Data records
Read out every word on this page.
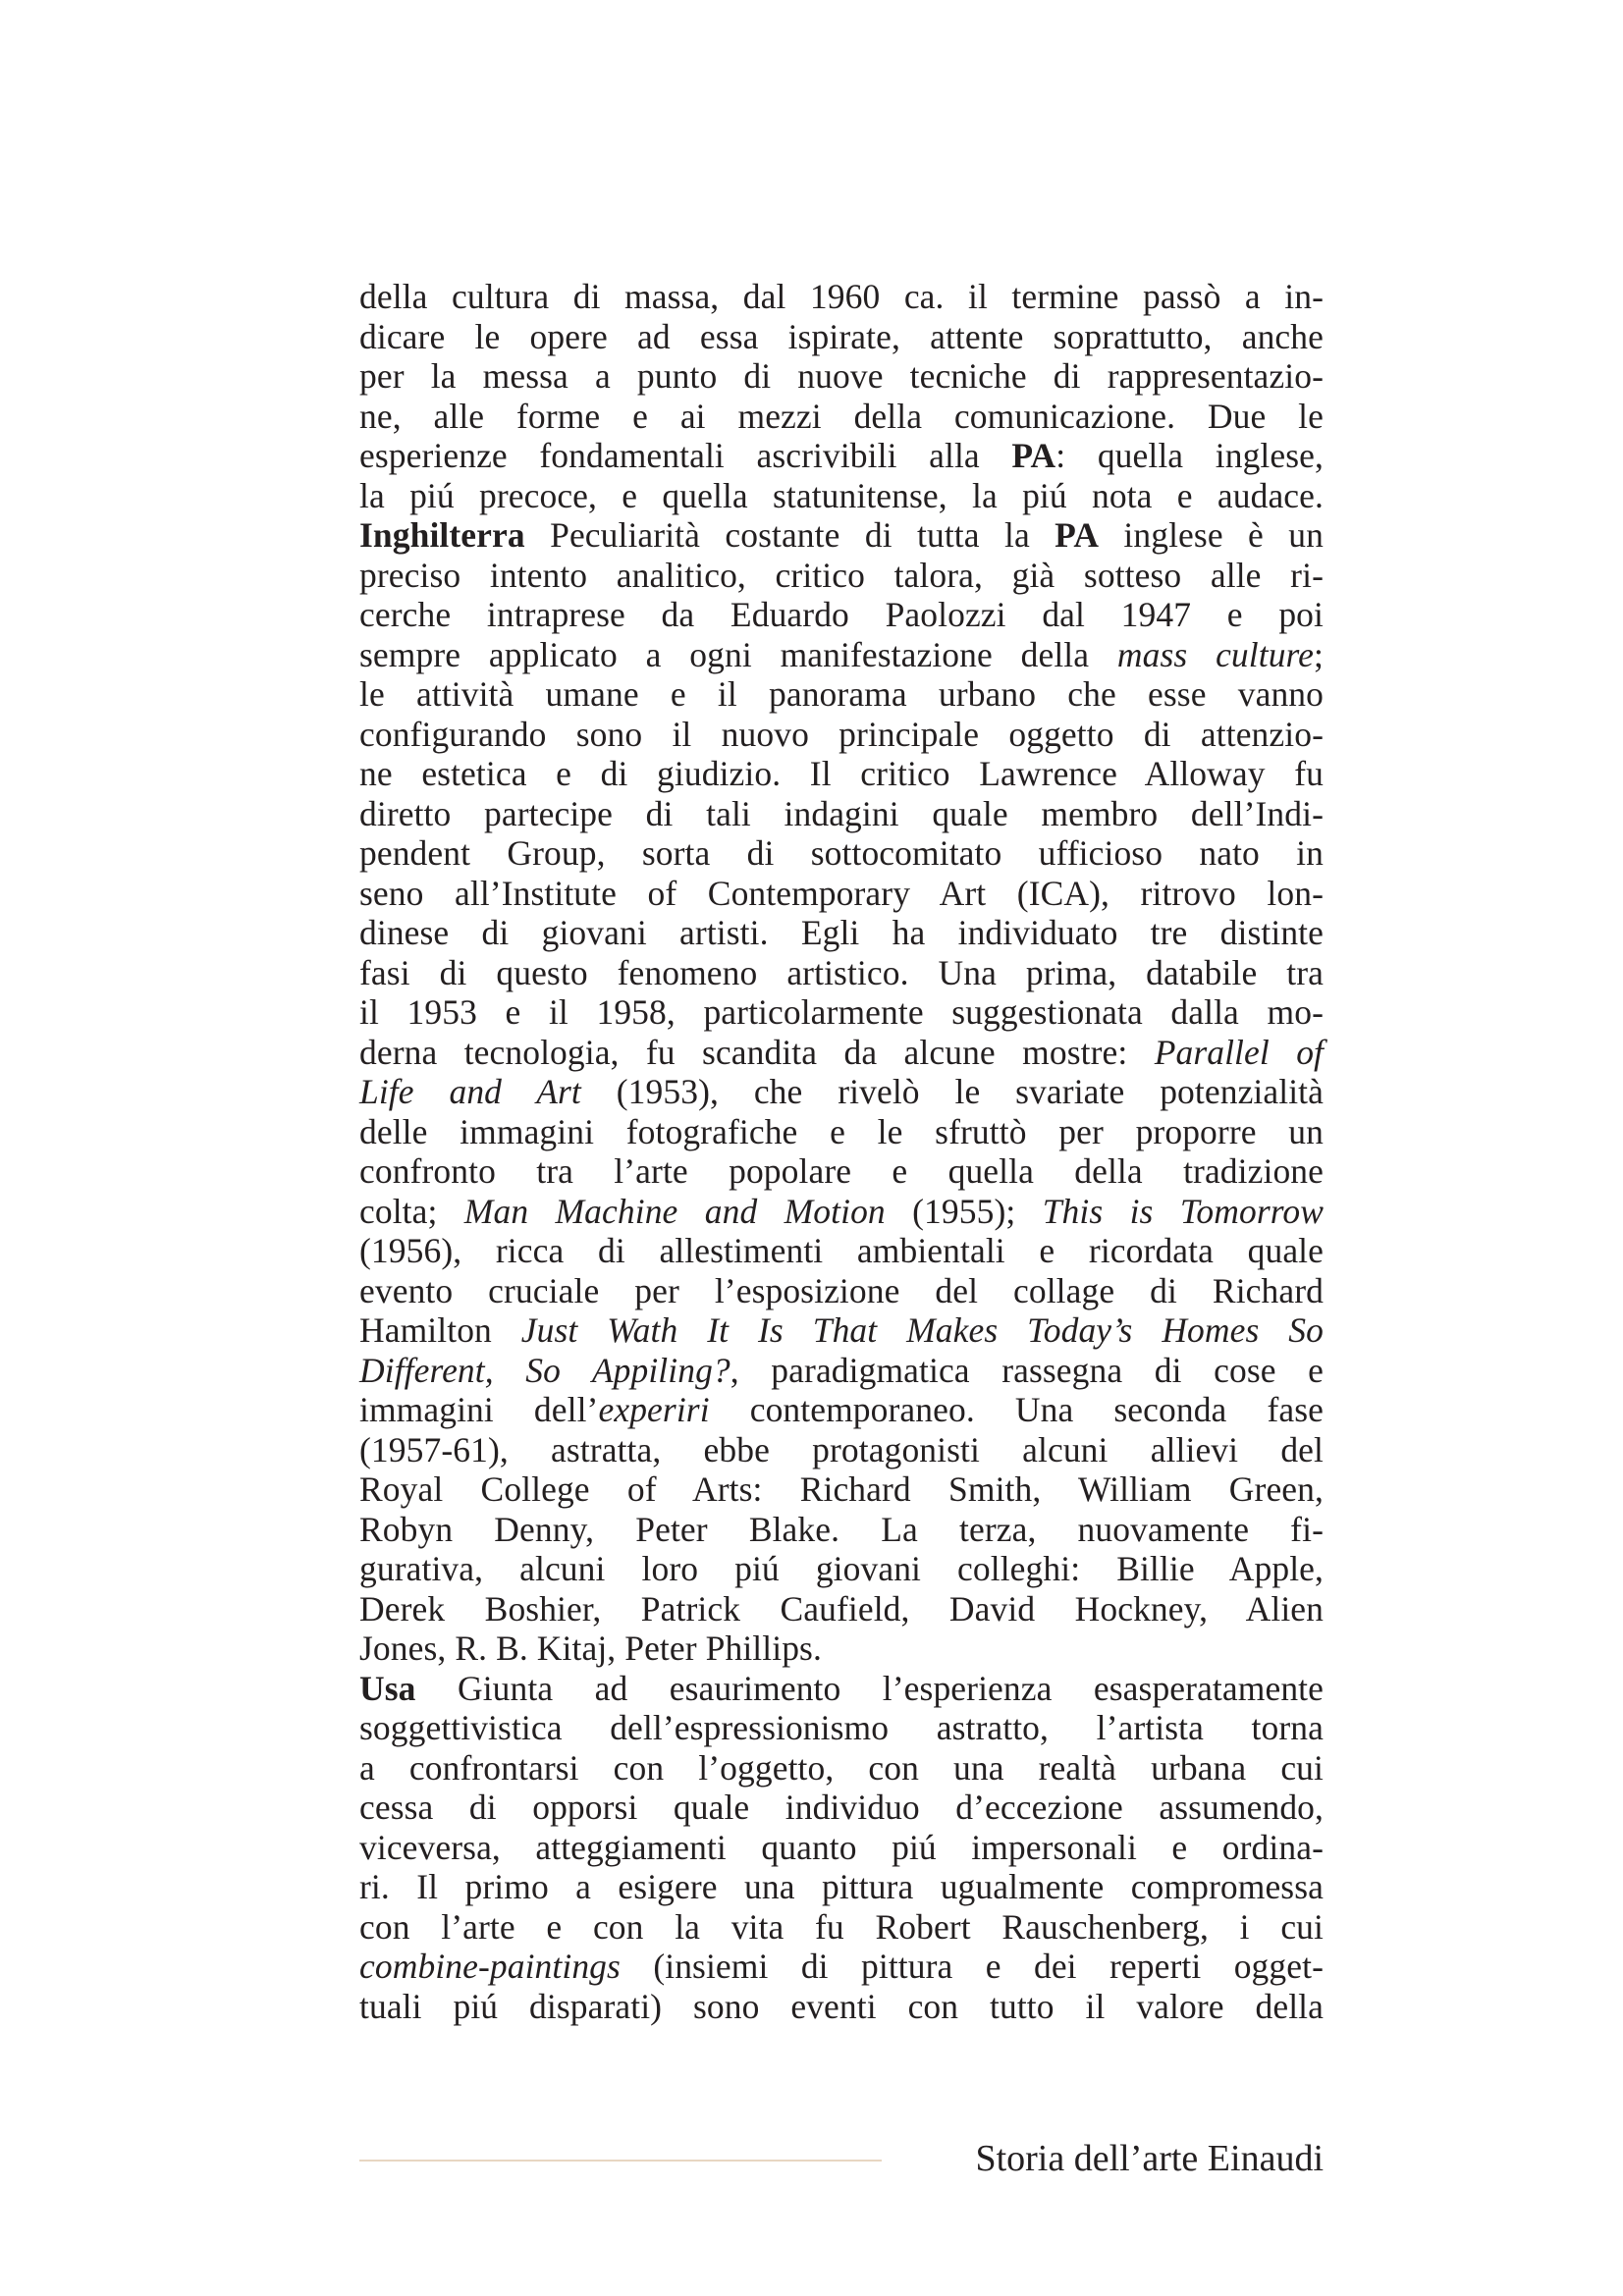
della cultura di massa, dal 1960 ca. il termine passò a in-
dicare le opere ad essa ispirate, attente soprattutto, anche
per la messa a punto di nuove tecniche di rappresentazio-
ne, alle forme e ai mezzi della comunicazione. Due le
esperienze fondamentali ascrivibili alla PA: quella inglese,
la piú precoce, e quella statunitense, la piú nota e audace.
Inghilterra Peculiarità costante di tutta la PA inglese è un
preciso intento analitico, critico talora, già sotteso alle ri-
cerche intraprese da Eduardo Paolozzi dal 1947 e poi
sempre applicato a ogni manifestazione della mass culture;
le attività umane e il panorama urbano che esse vanno
configurando sono il nuovo principale oggetto di attenzio-
ne estetica e di giudizio. Il critico Lawrence Alloway fu
diretto partecipe di tali indagini quale membro dell’Indi-
pendent Group, sorta di sottocomitato ufficioso nato in
seno all’Institute of Contemporary Art (ICA), ritrovo lon-
dinese di giovani artisti. Egli ha individuato tre distinte
fasi di questo fenomeno artistico. Una prima, databile tra
il 1953 e il 1958, particolarmente suggestionata dalla mo-
derna tecnologia, fu scandita da alcune mostre: Parallel of
Life and Art (1953), che rivelò le svariate potenzialità
delle immagini fotografiche e le sfruttò per proporre un
confronto tra l’arte popolare e quella della tradizione
colta; Man Machine and Motion (1955); This is Tomorrow
(1956), ricca di allestimenti ambientali e ricordata quale
evento cruciale per l’esposizione del collage di Richard
Hamilton Just Wath It Is That Makes Today’s Homes So
Different, So Appiling?, paradigmatica rassegna di cose e
immagini dell’experiri contemporaneo. Una seconda fase
(1957-61), astratta, ebbe protagonisti alcuni allievi del
Royal College of Arts: Richard Smith, William Green,
Robyn Denny, Peter Blake. La terza, nuovamente fi-
gurativa, alcuni loro piú giovani colleghi: Billie Apple,
Derek Boshier, Patrick Caufield, David Hockney, Alien
Jones, R. B. Kitaj, Peter Phillips.
Usa Giunta ad esaurimento l’esperienza esasperatamente
soggettivistica dell’espressionismo astratto, l’artista torna
a confrontarsi con l’oggetto, con una realtà urbana cui
cessa di opporsi quale individuo d’eccezione assumendo,
viceversa, atteggiamenti quanto piú impersonali e ordina-
ri. Il primo a esigere una pittura ugualmente compromessa
con l’arte e con la vita fu Robert Rauschenberg, i cui
combine-paintings (insiemi di pittura e dei reperti ogget-
tuali piú disparati) sono eventi con tutto il valore della
Storia dell’arte Einaudi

Task objective
The pictures in the entries should be left out; output everything else exactly.

Output for this task
Read out every word on this page.
della cultura di massa, dal 1960 ca. il termine passò a in-
dicare le opere ad essa ispirate, attente soprattutto, anche
per la messa a punto di nuove tecniche di rappresentazio-
ne, alle forme e ai mezzi della comunicazione. Due le
esperienze fondamentali ascrivibili alla PA: quella inglese,
la piú precoce, e quella statunitense, la piú nota e audace.
Inghilterra Peculiarità costante di tutta la PA inglese è un
preciso intento analitico, critico talora, già sotteso alle ri-
cerche intraprese da Eduardo Paolozzi dal 1947 e poi
sempre applicato a ogni manifestazione della mass culture;
le attività umane e il panorama urbano che esse vanno
configurando sono il nuovo principale oggetto di attenzio-
ne estetica e di giudizio. Il critico Lawrence Alloway fu
diretto partecipe di tali indagini quale membro dell’Indi-
pendent Group, sorta di sottocomitato ufficioso nato in
seno all’Institute of Contemporary Art (ICA), ritrovo lon-
dinese di giovani artisti. Egli ha individuato tre distinte
fasi di questo fenomeno artistico. Una prima, databile tra
il 1953 e il 1958, particolarmente suggestionata dalla mo-
derna tecnologia, fu scandita da alcune mostre: Parallel of
Life and Art (1953), che rivelò le svariate potenzialità
delle immagini fotografiche e le sfruttò per proporre un
confronto tra l’arte popolare e quella della tradizione
colta; Man Machine and Motion (1955); This is Tomorrow
(1956), ricca di allestimenti ambientali e ricordata quale
evento cruciale per l’esposizione del collage di Richard
Hamilton Just Wath It Is That Makes Today’s Homes So
Different, So Appiling?, paradigmatica rassegna di cose e
immagini dell’experiri contemporaneo. Una seconda fase
(1957-61), astratta, ebbe protagonisti alcuni allievi del
Royal College of Arts: Richard Smith, William Green,
Robyn Denny, Peter Blake. La terza, nuovamente fi-
gurativa, alcuni loro piú giovani colleghi: Billie Apple,
Derek Boshier, Patrick Caufield, David Hockney, Alien
Jones, R. B. Kitaj, Peter Phillips.
Usa Giunta ad esaurimento l’esperienza esasperatamente
soggettivistica dell’espressionismo astratto, l’artista torna
a confrontarsi con l’oggetto, con una realtà urbana cui
cessa di opporsi quale individuo d’eccezione assumendo,
viceversa, atteggiamenti quanto piú impersonali e ordina-
ri. Il primo a esigere una pittura ugualmente compromessa
con l’arte e con la vita fu Robert Rauschenberg, i cui
combine-paintings (insiemi di pittura e dei reperti ogget-
tuali piú disparati) sono eventi con tutto il valore della
Storia dell’arte Einaudi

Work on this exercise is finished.